* **ANFORDERUNG 1**
Gibst du den Forumsbeitrag über Stil und Armut vollständig und wortgetreu wieder?

* **QUELLAUSZUG**
***

Stil und Armut

Bitte seid nicht böse auf mich - aber mich irritiert, mit welcher Selbstverständlichkeit hier von Armut gesprochen wird.

Arm ist man in Deutschland (ich meine damit "relative" Armut, denn ein Armer in Deutschland wird noch immer "reicher" sein als ein Armer in Bangladesh), wenn man "unter dem Existenzminimum" leben muß.

Wikipedia definiert unter dem Stichwort Existenzminimum ein "pfändungsfreies Existenzminimum von 989,99 € netto".

Wer also weniger hat ...
Putzig, nicht wahr - die Pfändungsgrenze ist das gesetzliche Existenzminimum, darunter kann nicht vollstreckt werden.

Doch leider ist diese "Grenze" nicht der Betrag der einklagbaren Sozialhilfe / Alg2 etc..... denn ein Single bekommt ja RL + KdU nur ca. 630 Euro im Monat (wenn er Glück hat).

Nun meine Frage: wer von den geschätzten Mitforanten ist denn in diesem Sinne arm?
Wer liegt denn unter dem Existenzminimum und bezieht bspw. Hartz IV?

Hier wurde bereits verneint, daß Armut und Stil vereinbar seien.
Das würde bedeuten, daß ich "stillos" wäre, denn ich beziehe Hartz IV.
;)
Ich bin übrigens - diese Anmerkung sei mir noch gestattet - immer wieder erstaunt, wie unwissend viele in Bezug auf Hartz IV sind und wie naiv viele glauben, Hartz-IV-Bezieher seien irgendwie ... allesamt Unterschicht, parasitär, arbeitsunwillig ... und letztlich selbst schuld.

***

* **EINGABE**
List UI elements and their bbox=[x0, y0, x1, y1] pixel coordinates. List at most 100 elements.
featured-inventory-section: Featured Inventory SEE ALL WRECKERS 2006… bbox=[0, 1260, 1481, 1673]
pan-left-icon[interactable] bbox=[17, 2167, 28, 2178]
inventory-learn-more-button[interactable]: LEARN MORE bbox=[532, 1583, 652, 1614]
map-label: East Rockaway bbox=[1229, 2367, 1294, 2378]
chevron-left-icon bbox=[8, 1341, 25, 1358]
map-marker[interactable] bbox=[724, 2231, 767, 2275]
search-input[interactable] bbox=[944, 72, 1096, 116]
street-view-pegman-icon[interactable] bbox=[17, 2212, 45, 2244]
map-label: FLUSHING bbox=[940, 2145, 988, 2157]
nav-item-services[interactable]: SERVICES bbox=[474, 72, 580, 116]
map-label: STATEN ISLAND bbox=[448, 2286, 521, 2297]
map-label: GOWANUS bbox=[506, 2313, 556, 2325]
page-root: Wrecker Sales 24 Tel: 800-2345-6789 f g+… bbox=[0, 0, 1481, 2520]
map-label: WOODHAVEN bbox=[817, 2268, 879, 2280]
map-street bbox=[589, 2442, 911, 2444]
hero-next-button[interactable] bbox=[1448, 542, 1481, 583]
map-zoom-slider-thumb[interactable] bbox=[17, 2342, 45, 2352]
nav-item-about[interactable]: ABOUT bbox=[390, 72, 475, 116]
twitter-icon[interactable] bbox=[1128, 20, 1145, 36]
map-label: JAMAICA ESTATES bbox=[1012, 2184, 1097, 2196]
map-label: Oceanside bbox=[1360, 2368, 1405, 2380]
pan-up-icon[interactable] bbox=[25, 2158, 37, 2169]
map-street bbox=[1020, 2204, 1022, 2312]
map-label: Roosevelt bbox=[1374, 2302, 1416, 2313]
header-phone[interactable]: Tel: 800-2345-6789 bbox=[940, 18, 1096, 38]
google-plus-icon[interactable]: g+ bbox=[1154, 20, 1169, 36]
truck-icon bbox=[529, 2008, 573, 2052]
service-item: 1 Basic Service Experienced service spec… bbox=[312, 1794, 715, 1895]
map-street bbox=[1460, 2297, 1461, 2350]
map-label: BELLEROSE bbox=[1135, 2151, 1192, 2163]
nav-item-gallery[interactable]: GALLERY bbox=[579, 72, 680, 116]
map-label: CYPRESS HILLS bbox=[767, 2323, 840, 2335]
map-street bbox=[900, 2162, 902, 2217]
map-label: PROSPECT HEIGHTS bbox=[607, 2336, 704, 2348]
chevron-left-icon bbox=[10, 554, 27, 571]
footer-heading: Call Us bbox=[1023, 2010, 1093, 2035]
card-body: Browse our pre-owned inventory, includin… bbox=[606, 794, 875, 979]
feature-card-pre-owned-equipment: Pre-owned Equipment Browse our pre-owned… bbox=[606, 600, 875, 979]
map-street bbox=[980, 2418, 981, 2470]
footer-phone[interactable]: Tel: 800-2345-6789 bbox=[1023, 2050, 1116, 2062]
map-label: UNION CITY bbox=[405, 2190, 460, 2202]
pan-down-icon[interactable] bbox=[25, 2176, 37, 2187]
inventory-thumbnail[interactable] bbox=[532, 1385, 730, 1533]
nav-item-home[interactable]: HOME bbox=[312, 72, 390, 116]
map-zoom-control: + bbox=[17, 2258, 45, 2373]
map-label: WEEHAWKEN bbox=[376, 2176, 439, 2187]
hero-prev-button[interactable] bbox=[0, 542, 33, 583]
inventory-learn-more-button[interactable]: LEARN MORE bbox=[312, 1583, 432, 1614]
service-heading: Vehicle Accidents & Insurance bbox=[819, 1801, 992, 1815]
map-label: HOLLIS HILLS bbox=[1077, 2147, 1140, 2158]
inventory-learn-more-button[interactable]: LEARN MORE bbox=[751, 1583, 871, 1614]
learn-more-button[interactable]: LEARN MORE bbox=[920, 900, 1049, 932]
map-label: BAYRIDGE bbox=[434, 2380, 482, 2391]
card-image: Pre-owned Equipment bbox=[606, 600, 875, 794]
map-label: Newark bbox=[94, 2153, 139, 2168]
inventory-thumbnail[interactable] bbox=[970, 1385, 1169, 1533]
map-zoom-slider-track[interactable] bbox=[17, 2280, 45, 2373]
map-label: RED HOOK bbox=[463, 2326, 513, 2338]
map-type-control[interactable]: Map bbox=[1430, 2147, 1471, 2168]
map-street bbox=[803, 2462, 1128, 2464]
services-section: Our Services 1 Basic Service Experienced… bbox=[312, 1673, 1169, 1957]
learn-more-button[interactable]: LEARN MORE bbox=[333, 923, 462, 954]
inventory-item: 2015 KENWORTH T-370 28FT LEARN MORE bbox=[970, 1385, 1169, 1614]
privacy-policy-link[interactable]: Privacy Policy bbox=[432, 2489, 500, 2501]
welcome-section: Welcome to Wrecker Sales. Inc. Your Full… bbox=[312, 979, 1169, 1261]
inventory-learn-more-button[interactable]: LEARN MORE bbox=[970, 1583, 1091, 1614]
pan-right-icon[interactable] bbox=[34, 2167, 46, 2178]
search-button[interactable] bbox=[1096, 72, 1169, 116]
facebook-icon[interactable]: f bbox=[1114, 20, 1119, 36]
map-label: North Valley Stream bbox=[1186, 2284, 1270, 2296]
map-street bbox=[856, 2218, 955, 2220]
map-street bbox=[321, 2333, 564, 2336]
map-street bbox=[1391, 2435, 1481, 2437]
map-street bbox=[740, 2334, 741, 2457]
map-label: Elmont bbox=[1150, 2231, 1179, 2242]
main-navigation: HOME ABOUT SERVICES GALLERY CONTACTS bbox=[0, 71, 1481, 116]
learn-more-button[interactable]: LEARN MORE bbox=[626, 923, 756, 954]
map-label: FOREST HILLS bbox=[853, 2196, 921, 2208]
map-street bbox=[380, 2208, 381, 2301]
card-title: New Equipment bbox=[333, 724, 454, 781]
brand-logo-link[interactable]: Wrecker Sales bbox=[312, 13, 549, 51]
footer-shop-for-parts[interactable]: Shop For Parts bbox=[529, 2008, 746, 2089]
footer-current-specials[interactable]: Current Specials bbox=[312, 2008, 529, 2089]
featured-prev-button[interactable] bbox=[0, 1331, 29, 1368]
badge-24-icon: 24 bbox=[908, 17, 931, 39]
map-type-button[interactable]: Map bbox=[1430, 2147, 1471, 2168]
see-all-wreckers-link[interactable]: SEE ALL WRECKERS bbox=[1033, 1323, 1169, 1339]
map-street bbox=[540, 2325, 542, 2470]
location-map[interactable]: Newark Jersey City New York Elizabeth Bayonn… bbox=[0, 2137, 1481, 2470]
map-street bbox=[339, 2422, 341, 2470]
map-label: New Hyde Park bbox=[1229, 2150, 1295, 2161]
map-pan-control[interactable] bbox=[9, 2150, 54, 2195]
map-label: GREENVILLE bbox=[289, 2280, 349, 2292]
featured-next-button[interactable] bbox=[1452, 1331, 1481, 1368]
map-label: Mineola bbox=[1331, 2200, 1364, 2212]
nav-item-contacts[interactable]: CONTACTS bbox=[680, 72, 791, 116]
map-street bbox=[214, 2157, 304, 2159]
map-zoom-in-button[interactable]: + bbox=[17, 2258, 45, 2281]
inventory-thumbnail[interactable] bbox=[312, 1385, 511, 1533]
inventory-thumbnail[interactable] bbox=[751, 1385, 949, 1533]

***

* **ANFORDERUNG 2**
Tippe die Zeilen der Datensätze wortgetreu ab, beginnend mit deren erster Zeile und endend mit der Zeile, die "hero-next-button[interactable] bbox=[1448, 542, 1481, 583]" enthält. Beide Grenzzeilen gehören dazu.

* **VOLLSTÄNDIGE AUSGABE 1**
Stil und Armut

Bitte seid nicht böse auf mich - aber mich irritiert, mit welcher Selbstverständlichkeit hier von Armut gesprochen wird.

Arm ist man in Deutschland (ich meine damit "relative" Armut, denn ein Armer in Deutschland wird noch immer "reicher" sein als ein Armer in Bangladesh), wenn man "unter dem Existenzminimum" leben muß.

Wikipedia definiert unter dem Stichwort Existenzminimum ein "pfändungsfreies Existenzminimum von 989,99 € netto".

Wer also weniger hat ...
Putzig, nicht wahr - die Pfändungsgrenze ist das gesetzliche Existenzminimum, darunter kann nicht vollstreckt werden.

Doch leider ist diese "Grenze" nicht der Betrag der einklagbaren Sozialhilfe / Alg2 etc..... denn ein Single bekommt ja RL + KdU nur ca. 630 Euro im Monat (wenn er Glück hat).

Nun meine Frage: wer von den geschätzten Mitforanten ist denn in diesem Sinne arm?
Wer liegt denn unter dem Existenzminimum und bezieht bspw. Hartz IV?

Hier wurde bereits verneint, daß Armut und Stil vereinbar seien.
Das würde bedeuten, daß ich "stillos" wäre, denn ich beziehe Hartz IV.
;)
Ich bin übrigens - diese Anmerkung sei mir noch gestattet - immer wieder erstaunt, wie unwissend viele in Bezug auf Hartz IV sind und wie naiv viele glauben, Hartz-IV-Bezieher seien irgendwie ... allesamt Unterschicht, parasitär, arbeitsunwillig ... und letztlich selbst schuld.

* **VOLLSTÄNDIGE AUSGABE 2**
List UI elements and their bbox=[x0, y0, x1, y1] pixel coordinates. List at most 100 elements.
featured-inventory-section: Featured Inventory SEE ALL WRECKERS 2006… bbox=[0, 1260, 1481, 1673]
pan-left-icon[interactable] bbox=[17, 2167, 28, 2178]
inventory-learn-more-button[interactable]: LEARN MORE bbox=[532, 1583, 652, 1614]
map-label: East Rockaway bbox=[1229, 2367, 1294, 2378]
chevron-left-icon bbox=[8, 1341, 25, 1358]
map-marker[interactable] bbox=[724, 2231, 767, 2275]
search-input[interactable] bbox=[944, 72, 1096, 116]
street-view-pegman-icon[interactable] bbox=[17, 2212, 45, 2244]
map-label: FLUSHING bbox=[940, 2145, 988, 2157]
nav-item-services[interactable]: SERVICES bbox=[474, 72, 580, 116]
map-label: STATEN ISLAND bbox=[448, 2286, 521, 2297]
map-label: GOWANUS bbox=[506, 2313, 556, 2325]
page-root: Wrecker Sales 24 Tel: 800-2345-6789 f g+… bbox=[0, 0, 1481, 2520]
map-label: WOODHAVEN bbox=[817, 2268, 879, 2280]
map-street bbox=[589, 2442, 911, 2444]
hero-next-button[interactable] bbox=[1448, 542, 1481, 583]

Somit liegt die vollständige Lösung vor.